### What is asked
Print the entries below word for word; the pictures stay out of your copy.

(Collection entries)
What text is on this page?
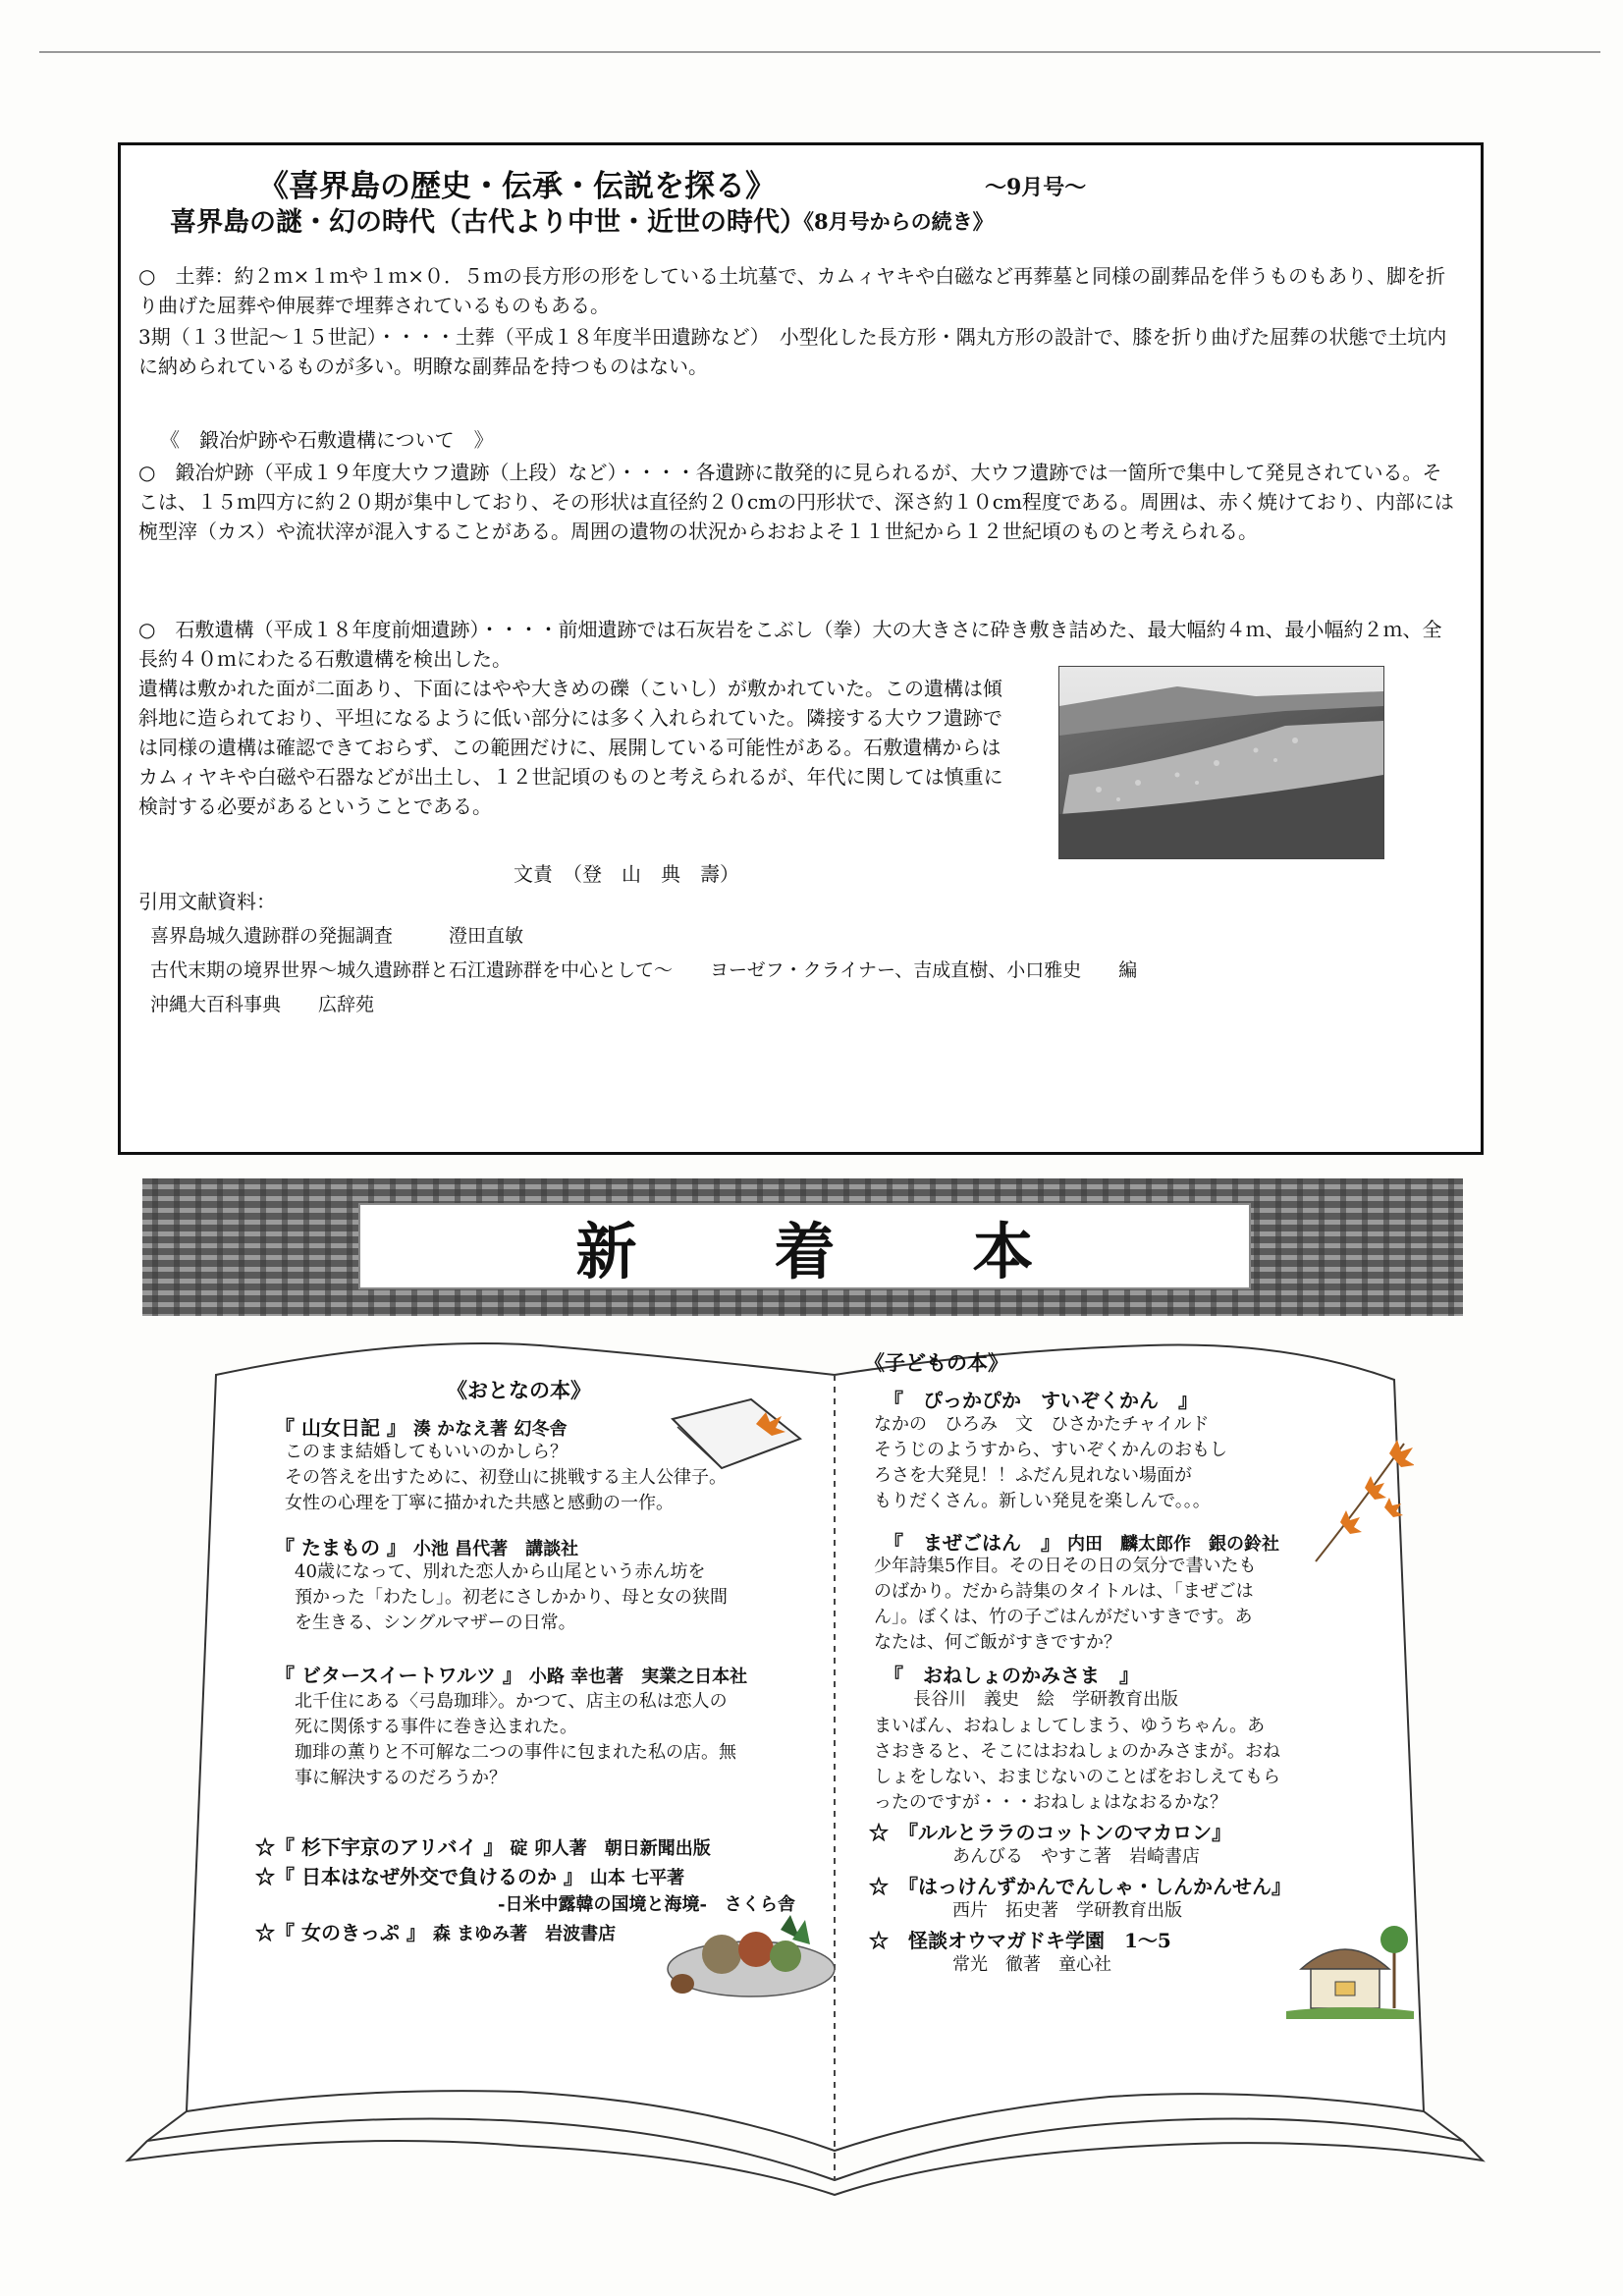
《喜界島の歴史・伝承・伝説を探る》	～9月号～
喜界島の謎・幻の時代（古代より中世・近世の時代）
《8月号からの続き》

○　土葬：約２ｍ×１ｍや１ｍ×０．５ｍの長方形の形をしている土坑墓で、カムィヤキや白磁など再葬墓と同様の副葬品を伴うものもあり、脚を折り曲げた屈葬や伸展葬で埋葬されているものもある。

3期（１３世記～１５世記）・・・・土葬（平成１８年度半田遺跡など）　小型化した長方形・隅丸方形の設計で、膝を折り曲げた屈葬の状態で土坑内に納められているものが多い。明瞭な副葬品を持つものはない。

《　鍛冶炉跡や石敷遺構について　》

○　鍛冶炉跡（平成１９年度大ウフ遺跡（上段）など）・・・・各遺跡に散発的に見られるが、大ウフ遺跡では一箇所で集中して発見されている。そこは、１５ｍ四方に約２０期が集中しており、その形状は直径約２０cmの円形状で、深さ約１０cm程度である。周囲は、赤く焼けており、内部には椀型滓（カス）や流状滓が混入することがある。周囲の遺物の状況からおおよそ１１世紀から１２世紀頃のものと考えられる。

○　石敷遺構（平成１８年度前畑遺跡）・・・・前畑遺跡では石灰岩をこぶし（拳）大の大きさに砕き敷き詰めた、最大幅約４ｍ、最小幅約２ｍ、全長約４０ｍにわたる石敷遺構を検出した。

遺構は敷かれた面が二面あり、下面にはやや大きめの礫（こいし）が敷かれていた。この遺構は傾斜地に造られており、平坦になるように低い部分には多く入れられていた。隣接する大ウフ遺跡では同様の遺構は確認できておらず、この範囲だけに、展開している可能性がある。石敷遺構からはカムィヤキや白磁や石器などが出土し、１２世記頃のものと考えられるが、年代に関しては慎重に検討する必要があるということである。

文責　（登　山　典　壽）

引用文献資料：

喜界島城久遺跡群の発掘調査　　　澄田直敏
古代末期の境界世界～城久遺跡群と石江遺跡群を中心として～　　ヨーゼフ・クライナー、吉成直樹、小口雅史　　編
沖縄大百科事典　　広辞苑
新着本
《おとなの本》
『 山女日記 』 湊 かなえ著 幻冬舎
このまま結婚してもいいのかしら？
その答えを出すために、初登山に挑戦する主人公律子。
女性の心理を丁寧に描かれた共感と感動の一作。
『 たまもの 』 小池 昌代著　講談社
40歳になって、別れた恋人から山尾という赤ん坊を
預かった「わたし」。初老にさしかかり、母と女の狭間
を生きる、シングルマザーの日常。
『 ビタースイートワルツ 』 小路 幸也著　実業之日本社
北千住にある〈弓島珈琲〉。かつて、店主の私は恋人の
死に関係する事件に巻き込まれた。
珈琲の薫りと不可解な二つの事件に包まれた私の店。無
事に解決するのだろうか？
☆『 杉下宇京のアリバイ 』 碇 卯人著　朝日新聞出版
☆『 日本はなぜ外交で負けるのか 』 山本 七平著
　　　　　　　　　　　　 -日米中露韓の国境と海境-　さくら舎
☆『 女のきっぷ 』 森 まゆみ著　岩波書店
《子どもの本》
『　ぴっかぴか　すいぞくかん　』
なかの　ひろみ　文　ひさかたチャイルド
そうじのようすから、すいぞくかんのおもし
ろさを大発見！！ふだん見れない場面が
もりだくさん。新しい発見を楽しんで。。。
『　まぜごはん　』 内田　麟太郎作　銀の鈴社
少年詩集5作目。その日その日の気分で書いたも
のばかり。だから詩集のタイトルは、「まぜごは
ん」。ぼくは、竹の子ごはんがだいすきです。あ
なたは、何ご飯がすきですか？
『　おねしょのかみさま　』
長谷川　義史　絵　学研教育出版
まいばん、おねしょしてしまう、ゆうちゃん。あ
さおきると、そこにはおねしょのかみさまが。おね
しょをしない、おまじないのことばをおしえてもら
ったのですが・・・おねしょはなおるかな？
☆　『ルルとララのコットンのマカロン』
あんびる　やすこ著　岩崎書店
☆　『はっけんずかんでんしゃ・しんかんせん』
西片　拓史著　学研教育出版
☆　怪談オウマガドキ学園　1～5
常光　徹著　童心社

### Task response
What text is on this page?
《喜界島の歴史・伝承・伝説を探る》	～9月号～
喜界島の謎・幻の時代（古代より中世・近世の時代）
《8月号からの続き》

○　土葬：約２ｍ×１ｍや１ｍ×０．５ｍの長方形の形をしている土坑墓で、カムィヤキや白磁など再葬墓と同様の副葬品を伴うものもあり、脚を折り曲げた屈葬や伸展葬で埋葬されているものもある。

3期（１３世記～１５世記）・・・・土葬（平成１８年度半田遺跡など）　小型化した長方形・隅丸方形の設計で、膝を折り曲げた屈葬の状態で土坑内に納められているものが多い。明瞭な副葬品を持つものはない。

《　鍛冶炉跡や石敷遺構について　》

○　鍛冶炉跡（平成１９年度大ウフ遺跡（上段）など）・・・・各遺跡に散発的に見られるが、大ウフ遺跡では一箇所で集中して発見されている。そこは、１５ｍ四方に約２０期が集中しており、その形状は直径約２０cmの円形状で、深さ約１０cm程度である。周囲は、赤く焼けており、内部には椀型滓（カス）や流状滓が混入することがある。周囲の遺物の状況からおおよそ１１世紀から１２世紀頃のものと考えられる。

○　石敷遺構（平成１８年度前畑遺跡）・・・・前畑遺跡では石灰岩をこぶし（拳）大の大きさに砕き敷き詰めた、最大幅約４ｍ、最小幅約２ｍ、全長約４０ｍにわたる石敷遺構を検出した。

遺構は敷かれた面が二面あり、下面にはやや大きめの礫（こいし）が敷かれていた。この遺構は傾斜地に造られており、平坦になるように低い部分には多く入れられていた。隣接する大ウフ遺跡では同様の遺構は確認できておらず、この範囲だけに、展開している可能性がある。石敷遺構からはカムィヤキや白磁や石器などが出土し、１２世記頃のものと考えられるが、年代に関しては慎重に検討する必要があるということである。

文責　（登　山　典　壽）

引用文献資料：

喜界島城久遺跡群の発掘調査　　　澄田直敏
古代末期の境界世界～城久遺跡群と石江遺跡群を中心として～　　ヨーゼフ・クライナー、吉成直樹、小口雅史　　編
沖縄大百科事典　　広辞苑
新着本
《おとなの本》
『 山女日記 』 湊 かなえ著 幻冬舎
このまま結婚してもいいのかしら？
その答えを出すために、初登山に挑戦する主人公律子。
女性の心理を丁寧に描かれた共感と感動の一作。
『 たまもの 』 小池 昌代著　講談社
40歳になって、別れた恋人から山尾という赤ん坊を
預かった「わたし」。初老にさしかかり、母と女の狭間
を生きる、シングルマザーの日常。
『 ビタースイートワルツ 』 小路 幸也著　実業之日本社
北千住にある〈弓島珈琲〉。かつて、店主の私は恋人の
死に関係する事件に巻き込まれた。
珈琲の薫りと不可解な二つの事件に包まれた私の店。無
事に解決するのだろうか？
☆『 杉下宇京のアリバイ 』 碇 卯人著　朝日新聞出版
☆『 日本はなぜ外交で負けるのか 』 山本 七平著
　　　　　　　　　　　　 -日米中露韓の国境と海境-　さくら舎
☆『 女のきっぷ 』 森 まゆみ著　岩波書店
《子どもの本》
『　ぴっかぴか　すいぞくかん　』
なかの　ひろみ　文　ひさかたチャイルド
そうじのようすから、すいぞくかんのおもし
ろさを大発見！！ふだん見れない場面が
もりだくさん。新しい発見を楽しんで。。。
『　まぜごはん　』 内田　麟太郎作　銀の鈴社
少年詩集5作目。その日その日の気分で書いたも
のばかり。だから詩集のタイトルは、「まぜごは
ん」。ぼくは、竹の子ごはんがだいすきです。あ
なたは、何ご飯がすきですか？
『　おねしょのかみさま　』
長谷川　義史　絵　学研教育出版
まいばん、おねしょしてしまう、ゆうちゃん。あ
さおきると、そこにはおねしょのかみさまが。おね
しょをしない、おまじないのことばをおしえてもら
ったのですが・・・おねしょはなおるかな？
☆　『ルルとララのコットンのマカロン』
あんびる　やすこ著　岩崎書店
☆　『はっけんずかんでんしゃ・しんかんせん』
西片　拓史著　学研教育出版
☆　怪談オウマガドキ学園　1～5
常光　徹著　童心社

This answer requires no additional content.